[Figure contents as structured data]

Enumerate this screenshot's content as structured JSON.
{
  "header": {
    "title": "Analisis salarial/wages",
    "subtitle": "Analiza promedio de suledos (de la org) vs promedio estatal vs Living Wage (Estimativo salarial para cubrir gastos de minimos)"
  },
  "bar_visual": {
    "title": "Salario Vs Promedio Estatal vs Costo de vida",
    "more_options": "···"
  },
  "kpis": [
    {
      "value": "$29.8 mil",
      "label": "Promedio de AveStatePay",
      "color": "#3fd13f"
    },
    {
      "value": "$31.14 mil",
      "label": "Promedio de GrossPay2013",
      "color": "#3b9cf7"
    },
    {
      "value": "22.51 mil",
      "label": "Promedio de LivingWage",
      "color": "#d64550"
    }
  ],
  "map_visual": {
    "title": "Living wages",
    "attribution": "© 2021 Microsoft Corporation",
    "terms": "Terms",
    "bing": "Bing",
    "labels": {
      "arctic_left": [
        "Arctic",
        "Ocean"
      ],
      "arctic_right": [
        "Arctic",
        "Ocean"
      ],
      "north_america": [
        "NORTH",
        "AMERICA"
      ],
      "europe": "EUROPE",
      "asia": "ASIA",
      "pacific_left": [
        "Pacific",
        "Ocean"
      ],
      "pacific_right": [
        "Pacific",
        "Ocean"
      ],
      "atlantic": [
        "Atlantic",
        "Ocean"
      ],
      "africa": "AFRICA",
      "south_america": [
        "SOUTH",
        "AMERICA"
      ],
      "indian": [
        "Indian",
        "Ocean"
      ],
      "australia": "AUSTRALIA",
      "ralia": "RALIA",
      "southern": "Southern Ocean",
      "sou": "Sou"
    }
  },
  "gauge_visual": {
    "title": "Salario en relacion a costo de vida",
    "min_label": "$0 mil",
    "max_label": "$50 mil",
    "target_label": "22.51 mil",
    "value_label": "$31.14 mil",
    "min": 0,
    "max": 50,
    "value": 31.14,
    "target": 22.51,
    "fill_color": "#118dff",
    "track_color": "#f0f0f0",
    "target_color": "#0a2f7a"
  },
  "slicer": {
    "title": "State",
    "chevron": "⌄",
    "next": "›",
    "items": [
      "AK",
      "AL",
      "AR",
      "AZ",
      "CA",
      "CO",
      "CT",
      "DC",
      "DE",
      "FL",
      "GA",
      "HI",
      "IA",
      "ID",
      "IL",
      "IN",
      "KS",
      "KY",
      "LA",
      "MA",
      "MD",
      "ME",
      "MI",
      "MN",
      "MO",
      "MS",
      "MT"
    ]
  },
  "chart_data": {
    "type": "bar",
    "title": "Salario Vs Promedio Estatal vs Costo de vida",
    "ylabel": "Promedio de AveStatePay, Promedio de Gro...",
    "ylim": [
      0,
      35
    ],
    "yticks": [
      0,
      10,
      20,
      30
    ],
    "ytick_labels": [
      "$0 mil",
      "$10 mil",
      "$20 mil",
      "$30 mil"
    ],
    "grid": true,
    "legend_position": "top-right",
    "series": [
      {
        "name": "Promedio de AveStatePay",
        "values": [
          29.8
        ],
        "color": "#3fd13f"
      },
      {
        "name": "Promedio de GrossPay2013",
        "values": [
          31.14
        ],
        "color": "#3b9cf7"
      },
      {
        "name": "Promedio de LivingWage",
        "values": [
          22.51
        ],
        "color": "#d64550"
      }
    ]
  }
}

THE EXERCISE: Reproduce the material above without altering a single character.

ANSWER:
Enumerate this screenshot's content as structured JSON.
{
  "header": {
    "title": "Analisis salarial/wages",
    "subtitle": "Analiza promedio de suledos (de la org) vs promedio estatal vs Living Wage (Estimativo salarial para cubrir gastos de minimos)"
  },
  "bar_visual": {
    "title": "Salario Vs Promedio Estatal vs Costo de vida",
    "more_options": "···"
  },
  "kpis": [
    {
      "value": "$29.8 mil",
      "label": "Promedio de AveStatePay",
      "color": "#3fd13f"
    },
    {
      "value": "$31.14 mil",
      "label": "Promedio de GrossPay2013",
      "color": "#3b9cf7"
    },
    {
      "value": "22.51 mil",
      "label": "Promedio de LivingWage",
      "color": "#d64550"
    }
  ],
  "map_visual": {
    "title": "Living wages",
    "attribution": "© 2021 Microsoft Corporation",
    "terms": "Terms",
    "bing": "Bing",
    "labels": {
      "arctic_left": [
        "Arctic",
        "Ocean"
      ],
      "arctic_right": [
        "Arctic",
        "Ocean"
      ],
      "north_america": [
        "NORTH",
        "AMERICA"
      ],
      "europe": "EUROPE",
      "asia": "ASIA",
      "pacific_left": [
        "Pacific",
        "Ocean"
      ],
      "pacific_right": [
        "Pacific",
        "Ocean"
      ],
      "atlantic": [
        "Atlantic",
        "Ocean"
      ],
      "africa": "AFRICA",
      "south_america": [
        "SOUTH",
        "AMERICA"
      ],
      "indian": [
        "Indian",
        "Ocean"
      ],
      "australia": "AUSTRALIA",
      "ralia": "RALIA",
      "southern": "Southern Ocean",
      "sou": "Sou"
    }
  },
  "gauge_visual": {
    "title": "Salario en relacion a costo de vida",
    "min_label": "$0 mil",
    "max_label": "$50 mil",
    "target_label": "22.51 mil",
    "value_label": "$31.14 mil",
    "min": 0,
    "max": 50,
    "value": 31.14,
    "target": 22.51,
    "fill_color": "#118dff",
    "track_color": "#f0f0f0",
    "target_color": "#0a2f7a"
  },
  "slicer": {
    "title": "State",
    "chevron": "⌄",
    "next": "›",
    "items": [
      "AK",
      "AL",
      "AR",
      "AZ",
      "CA",
      "CO",
      "CT",
      "DC",
      "DE",
      "FL",
      "GA",
      "HI",
      "IA",
      "ID",
      "IL",
      "IN",
      "KS",
      "KY",
      "LA",
      "MA",
      "MD",
      "ME",
      "MI",
      "MN",
      "MO",
      "MS",
      "MT"
    ]
  },
  "chart_data": {
    "type": "bar",
    "title": "Salario Vs Promedio Estatal vs Costo de vida",
    "ylabel": "Promedio de AveStatePay, Promedio de Gro...",
    "ylim": [
      0,
      35
    ],
    "yticks": [
      0,
      10,
      20,
      30
    ],
    "ytick_labels": [
      "$0 mil",
      "$10 mil",
      "$20 mil",
      "$30 mil"
    ],
    "grid": true,
    "legend_position": "top-right",
    "series": [
      {
        "name": "Promedio de AveStatePay",
        "values": [
          29.8
        ],
        "color": "#3fd13f"
      },
      {
        "name": "Promedio de GrossPay2013",
        "values": [
          31.14
        ],
        "color": "#3b9cf7"
      },
      {
        "name": "Promedio de LivingWage",
        "values": [
          22.51
        ],
        "color": "#d64550"
      }
    ]
  }
}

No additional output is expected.